__WORK TO BE COMPLETED__:
Below is a listing; write it out exactly and drop any images from it.

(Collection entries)
-.-.-
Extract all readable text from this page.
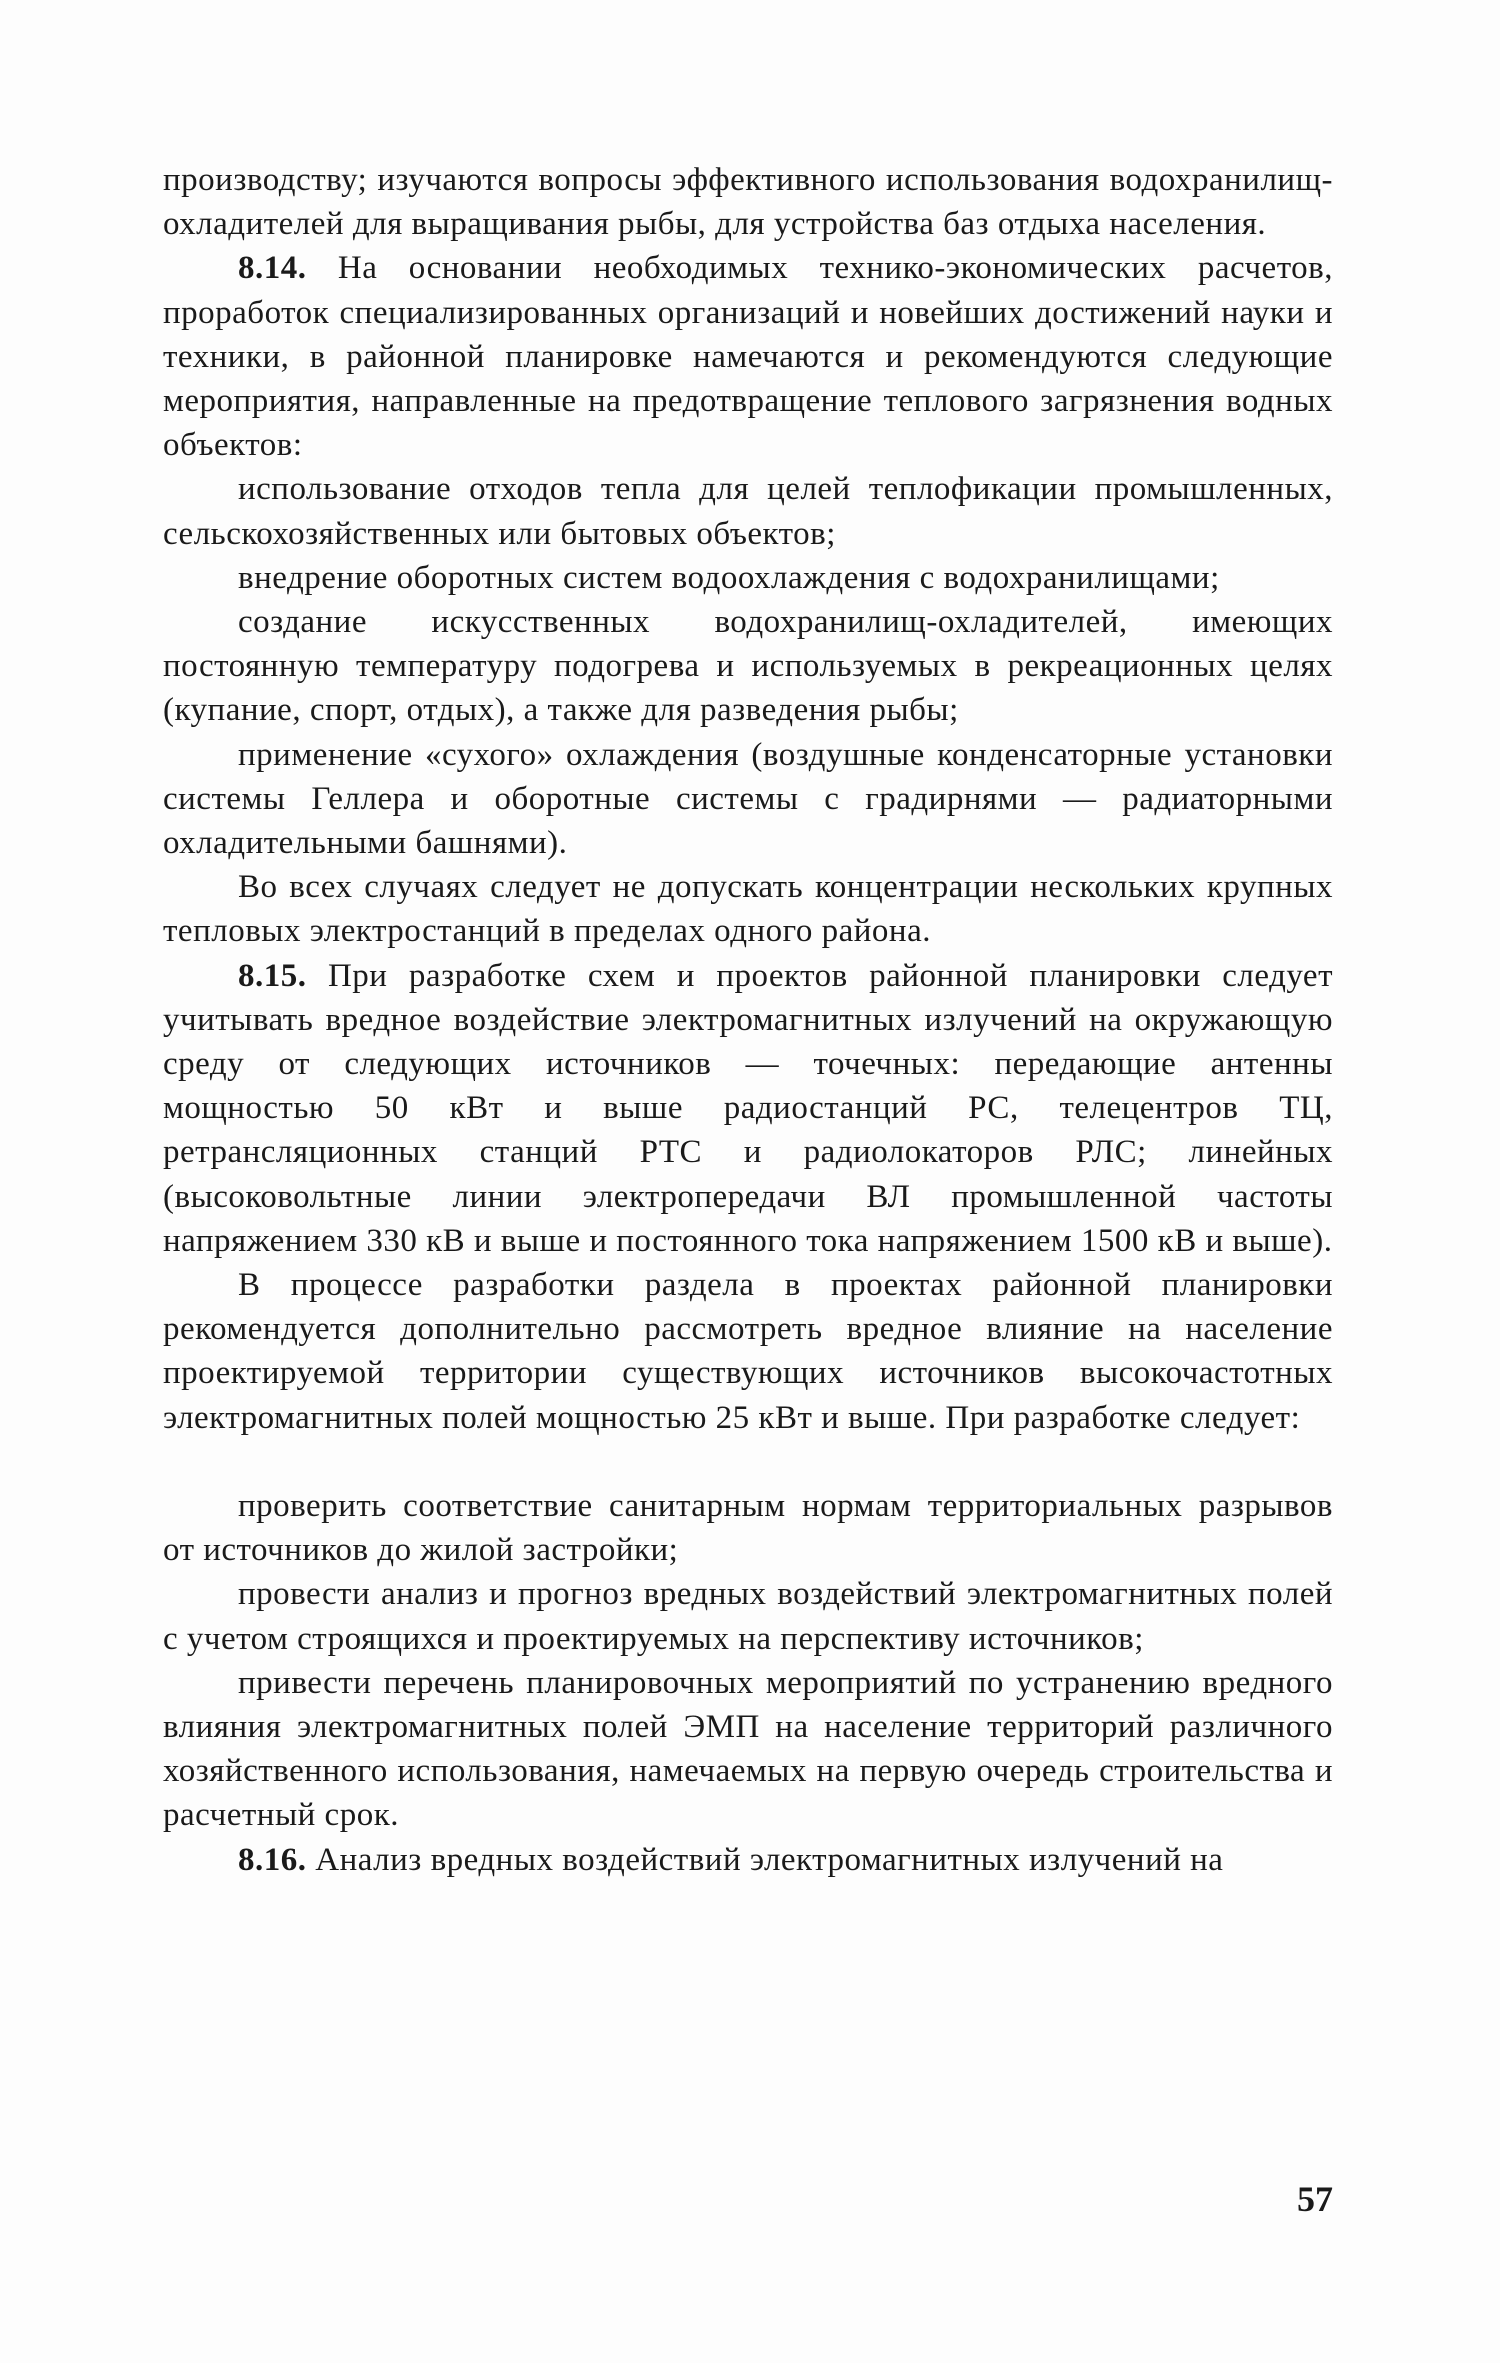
производству; изучаются вопросы эффективного использования водохранилищ-охладителей для выращивания рыбы, для устройства баз отдыха населения.

8.14. На основании необходимых технико-экономических расчетов, проработок специализированных организаций и новейших достижений науки и техники, в районной планировке намечаются и рекомендуются следующие мероприятия, направленные на предотвращение теплового загрязнения водных объектов:

использование отходов тепла для целей теплофикации промышленных, сельскохозяйственных или бытовых объектов;

внедрение оборотных систем водоохлаждения с водохранилищами;

создание искусственных водохранилищ-охладителей, имеющих постоянную температуру подогрева и используемых в рекреационных целях (купание, спорт, отдых), а также для разведения рыбы;

применение «сухого» охлаждения (воздушные конденсаторные установки системы Геллера и оборотные системы с градирнями — радиаторными охладительными башнями).

Во всех случаях следует не допускать концентрации нескольких крупных тепловых электростанций в пределах одного района.

8.15. При разработке схем и проектов районной планировки следует учитывать вредное воздействие электромагнитных излучений на окружающую среду от следующих источников — точечных: передающие антенны мощностью 50 кВт и выше радиостанций РС, телецентров ТЦ, ретрансляционных станций РТС и радиолокаторов РЛС; линейных (высоковольтные линии электропередачи ВЛ промышленной частоты напряжением 330 кВ и выше и постоянного тока напряжением 1500 кВ и выше).

В процессе разработки раздела в проектах районной планировки рекомендуется дополнительно рассмотреть вредное влияние на население проектируемой территории существующих источников высокочастотных электромагнитных полей мощностью 25 кВт и выше. При разработке следует:

проверить соответствие санитарным нормам территориальных разрывов от источников до жилой застройки;

провести анализ и прогноз вредных воздействий электромагнитных полей с учетом строящихся и проектируемых на перспективу источников;

привести перечень планировочных мероприятий по устранению вредного влияния электромагнитных полей ЭМП на население территорий различного хозяйственного использования, намечаемых на первую очередь строительства и расчетный срок.

8.16. Анализ вредных воздействий электромагнитных излучений на

57
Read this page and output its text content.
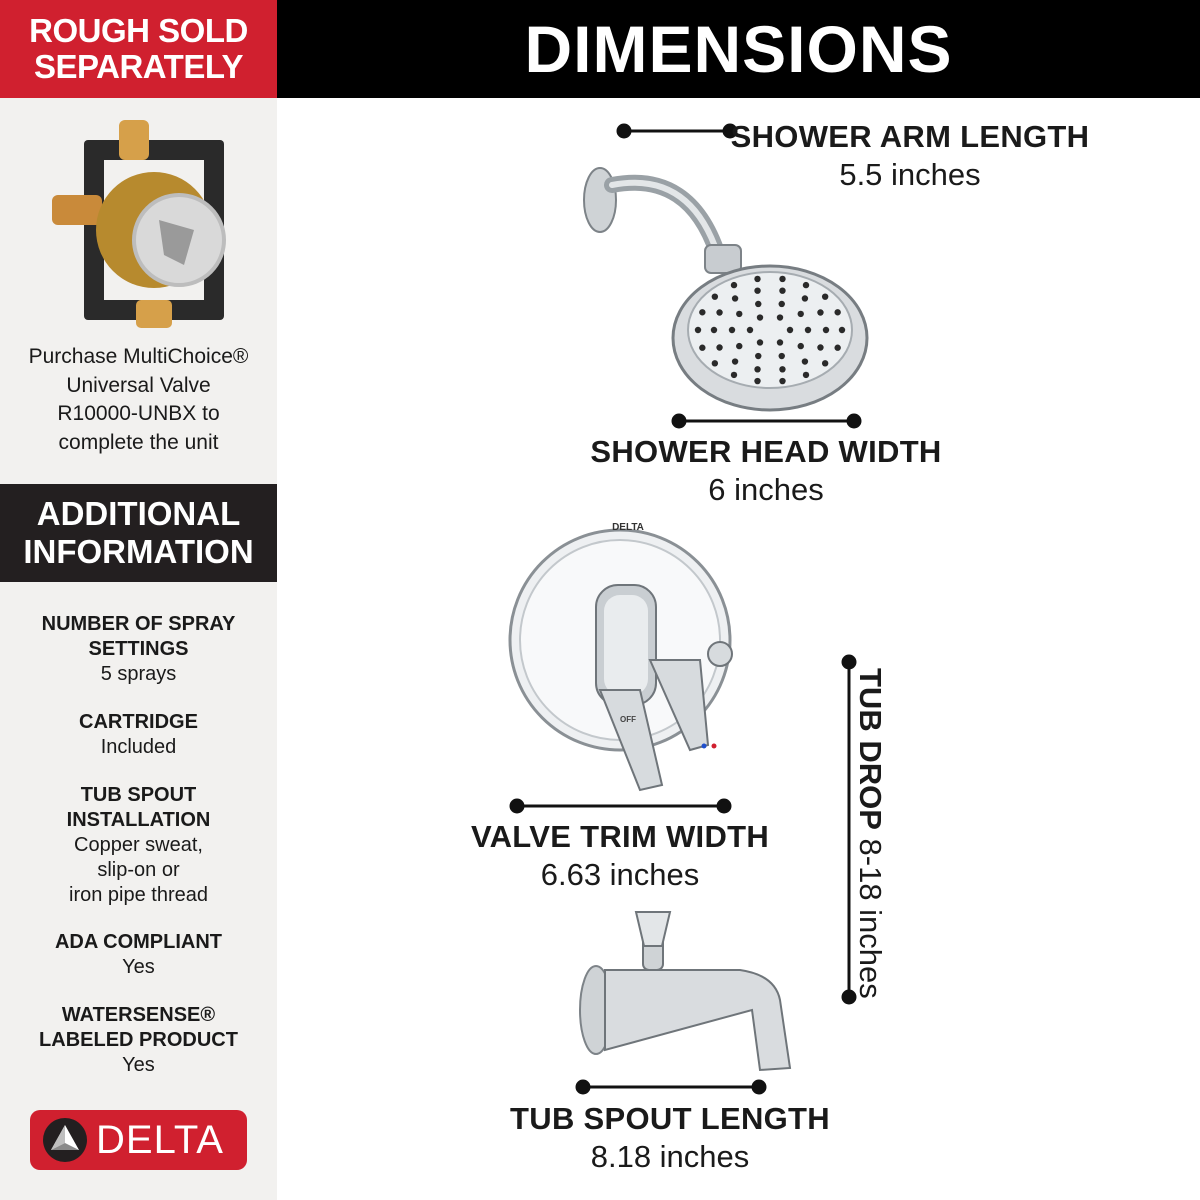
ROUGH SOLD
SEPARATELY
Purchase MultiChoice®
Universal Valve
R10000-UNBX to
complete the unit
ADDITIONAL
INFORMATION
NUMBER OF SPRAY
SETTINGS
5 sprays
CARTRIDGE
Included
TUB SPOUT
INSTALLATION
Copper sweat,
slip-on or
iron pipe thread
ADA COMPLIANT
Yes
WATERSENSE®
LABELED PRODUCT
Yes
DELTA
DIMENSIONS
DELTA
OFF
SHOWER ARM LENGTH
5.5 inches
SHOWER HEAD WIDTH
6 inches
VALVE TRIM WIDTH
6.63 inches
TUB SPOUT LENGTH
8.18 inches
TUB DROP 8-18 inches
-.-.-
__RESPONSE__:
Extract all readable text from this page.
производству; изучаются вопросы эффективного использования водохранилищ-охладителей для выращивания рыбы, для устройства баз отдыха населения.

8.14. На основании необходимых технико-экономических расчетов, проработок специализированных организаций и новейших достижений науки и техники, в районной планировке намечаются и рекомендуются следующие мероприятия, направленные на предотвращение теплового загрязнения водных объектов:

использование отходов тепла для целей теплофикации промышленных, сельскохозяйственных или бытовых объектов;

внедрение оборотных систем водоохлаждения с водохранилищами;

создание искусственных водохранилищ-охладителей, имеющих постоянную температуру подогрева и используемых в рекреационных целях (купание, спорт, отдых), а также для разведения рыбы;

применение «сухого» охлаждения (воздушные конденсаторные установки системы Геллера и оборотные системы с градирнями — радиаторными охладительными башнями).

Во всех случаях следует не допускать концентрации нескольких крупных тепловых электростанций в пределах одного района.

8.15. При разработке схем и проектов районной планировки следует учитывать вредное воздействие электромагнитных излучений на окружающую среду от следующих источников — точечных: передающие антенны мощностью 50 кВт и выше радиостанций РС, телецентров ТЦ, ретрансляционных станций РТС и радиолокаторов РЛС; линейных (высоковольтные линии электропередачи ВЛ промышленной частоты напряжением 330 кВ и выше и постоянного тока напряжением 1500 кВ и выше).

В процессе разработки раздела в проектах районной планировки рекомендуется дополнительно рассмотреть вредное влияние на население проектируемой территории существующих источников высокочастотных электромагнитных полей мощностью 25 кВт и выше. При разработке следует:

проверить соответствие санитарным нормам территориальных разрывов от источников до жилой застройки;

провести анализ и прогноз вредных воздействий электромагнитных полей с учетом строящихся и проектируемых на перспективу источников;

привести перечень планировочных мероприятий по устранению вредного влияния электромагнитных полей ЭМП на население территорий различного хозяйственного использования, намечаемых на первую очередь строительства и расчетный срок.

8.16. Анализ вредных воздействий электромагнитных излучений на

57
Read this page and output its text content.
ROUGH SOLD
SEPARATELY
Purchase MultiChoice®
Universal Valve
R10000-UNBX to
complete the unit
ADDITIONAL
INFORMATION
NUMBER OF SPRAY
SETTINGS
5 sprays
CARTRIDGE
Included
TUB SPOUT
INSTALLATION
Copper sweat,
slip-on or
iron pipe thread
ADA COMPLIANT
Yes
WATERSENSE®
LABELED PRODUCT
Yes
DELTA
DIMENSIONS
DELTA
OFF
SHOWER ARM LENGTH
5.5 inches
SHOWER HEAD WIDTH
6 inches
VALVE TRIM WIDTH
6.63 inches
TUB SPOUT LENGTH
8.18 inches
TUB DROP 8-18 inches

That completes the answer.